* [VORLIEGENDER TEXT]:
- - - - -

Die Eisengatter öffnen sich und der tonnenschwere Bulle springt wütend bockend aus der Box. Ab jetzt zählt die Zeit im Bull Riding, der Königsdisziplin jeder Rodeoveranstaltung. Die Zuschauermenge in der Hauptarena der Calgary Stampede feuert den Reiter an, der sich mit der rechten Hand an dem um die Bullenbrust geschlungenen Strick festklammert. Wenn er loslässt, löst sich die „Halteleine“ automatisch. Mit dem Rest des Körpers versucht er die Balance zu halten.
Die längsten acht Sekunden der Welt
Nur die besten Rodeo-Reiter schaffen es, sich „die längsten acht Sekunden der Welt“ auf dem Tier zu halten. Aber nicht nur das Bullriding fordert „ganze Männer“ – auch bei den anderen Rodeodisziplinen sind die Herren unter sich: Beim Bareback Riding gilt es, sich auf dem nackten Pferderücken zu halten, während das Saddle Bronc Riding im Westernsattel stattfindet. Bewertet wird der Stil, wobei der Reiter ausbalancierte und rhythmische Beinbewegungen nach vorne und hinten zeigen muss. Je wilder das Pferd bockt und dreht, desto besser können die Reiter ihre Qualität beweisen.
Born to Buck
Daher werden die „Bucking Horses“ in dem 450 Pferde umfassenden „Born to Buck Program“ auf der Stampede Ranch gezogen. Viel „arbeiten“ müssen die Tiere nicht: Sie sind nur etwa 15 Mal pro Jahr im Einsatz – also insgesamt etwa zwei Minuten unter dem Reiter – davon können Reitpferde unter mittelklassigen (Be-)Reitern nur träumen… Auch die Lammfellgurte, die sie um die Hüfte tragen, sind ihnen lediglich lästig, denn fest angezogen werden sie nicht.
Fang das Rind!

- - - - -

* [BEREITGESTELLTES MATERIAL]:
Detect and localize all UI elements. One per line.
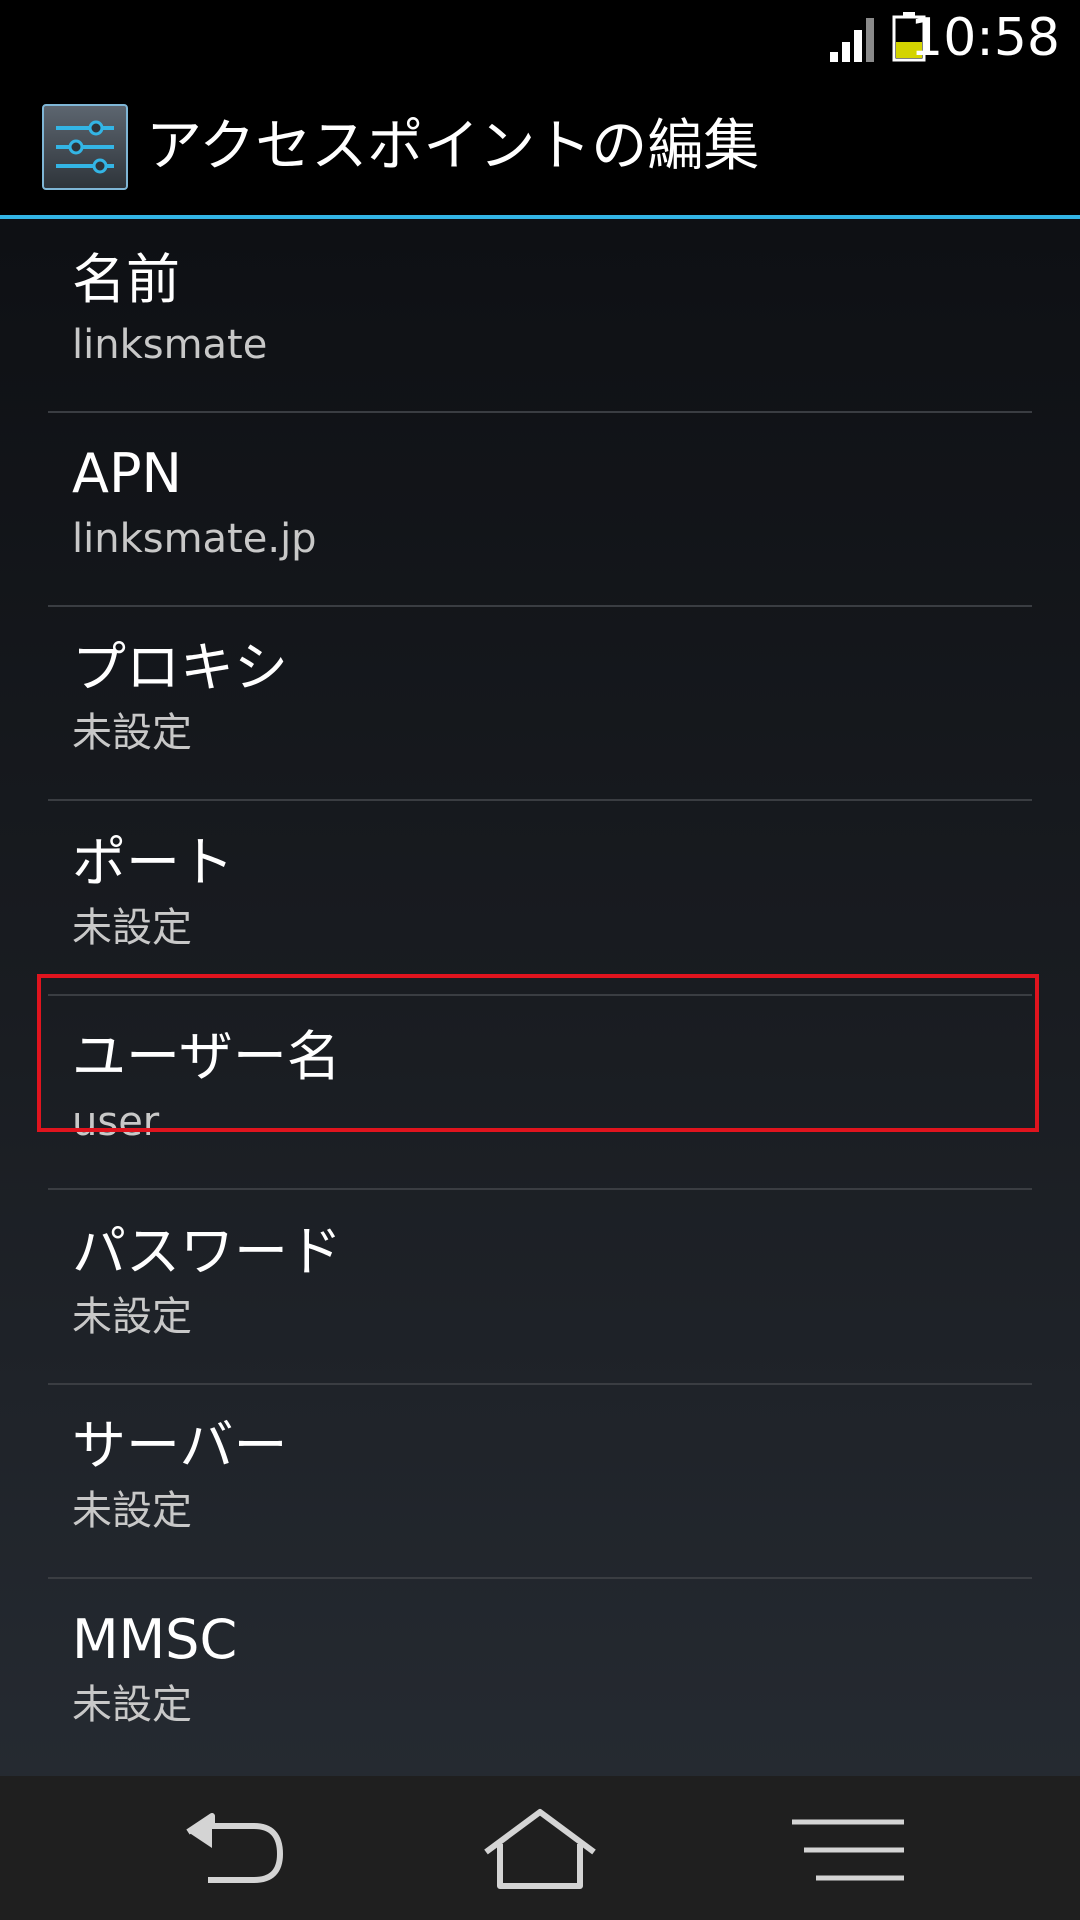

- - - - -

* [AUFGABE A]:
Wie viele Pferde umfasst laut dem Text über das Rodeo das „Born to Buck Program“?
* [AUFGABE B]:
Nennen Sie alle Rodeodisziplinen, die der Text über das Rodeo ausdrücklich mit Namen anführt.

* [LÖSUNG A]:
450 Pferde.

* [LÖSUNG B]:
Bull Riding, Bareback Riding, Saddle Bronc Riding